___ MATERIAL PROVIDED ___

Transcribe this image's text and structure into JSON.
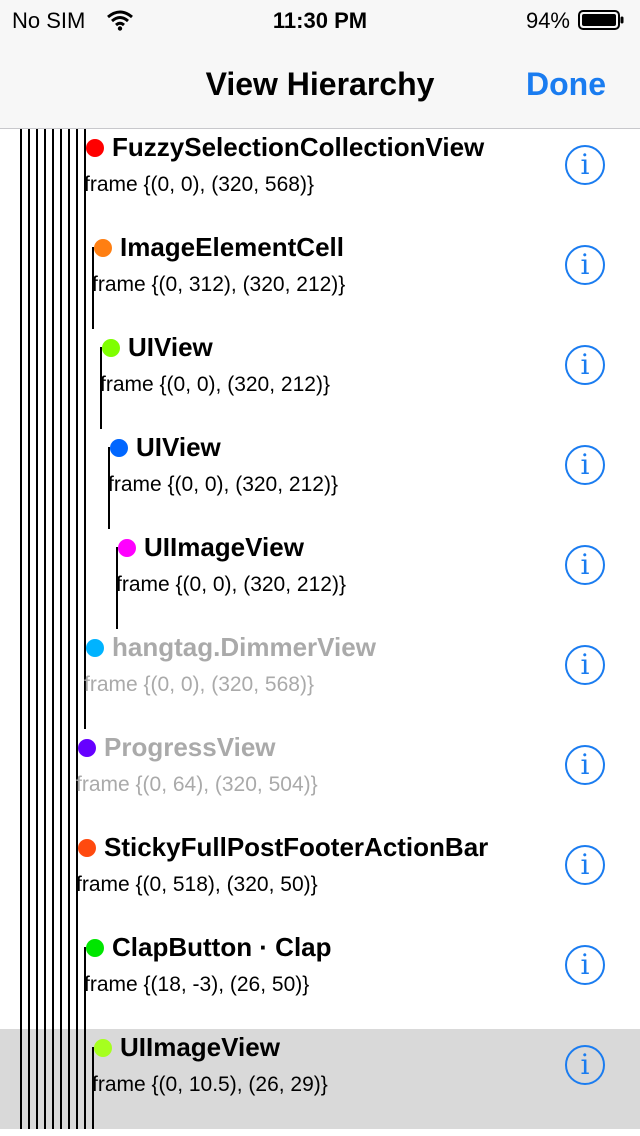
{
  "status_bar": {
    "carrier": "No SIM",
    "time": "11:30 PM",
    "battery": "94%"
  },
  "nav": {
    "title": "View Hierarchy",
    "done": "Done"
  },
  "colors": {
    "accent": "#1a7cf0",
    "dimmed_text": "#aaaaaa",
    "selected_row": "#d9d9d9"
  },
  "rows": [
    {
      "name": "FuzzySelectionCollectionView",
      "frame": "frame {(0, 0), (320, 568)}",
      "dot": "#ff0000",
      "dimmed": false,
      "selected": false
    },
    {
      "name": "ImageElementCell",
      "frame": "frame {(0, 312), (320, 212)}",
      "dot": "#ff7f12",
      "dimmed": false,
      "selected": false
    },
    {
      "name": "UIView",
      "frame": "frame {(0, 0), (320, 212)}",
      "dot": "#7fff00",
      "dimmed": false,
      "selected": false
    },
    {
      "name": "UIView",
      "frame": "frame {(0, 0), (320, 212)}",
      "dot": "#0066ff",
      "dimmed": false,
      "selected": false
    },
    {
      "name": "UIImageView",
      "frame": "frame {(0, 0), (320, 212)}",
      "dot": "#ff00ff",
      "dimmed": false,
      "selected": false
    },
    {
      "name": "hangtag.DimmerView",
      "frame": "frame {(0, 0), (320, 568)}",
      "dot": "#00b3ff",
      "dimmed": true,
      "selected": false
    },
    {
      "name": "ProgressView",
      "frame": "frame {(0, 64), (320, 504)}",
      "dot": "#6600ff",
      "dimmed": true,
      "selected": false
    },
    {
      "name": "StickyFullPostFooterActionBar",
      "frame": "frame {(0, 518), (320, 50)}",
      "dot": "#ff4a0f",
      "dimmed": false,
      "selected": false
    },
    {
      "name": "ClapButton · Clap",
      "frame": "frame {(18, -3), (26, 50)}",
      "dot": "#00e600",
      "dimmed": false,
      "selected": false
    },
    {
      "name": "UIImageView",
      "frame": "frame {(0, 10.5), (26, 29)}",
      "dot": "#a6ff1f",
      "dimmed": false,
      "selected": true
    }
  ]
}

___

Count all lines of the data that include "name". The answer is the number alone.

10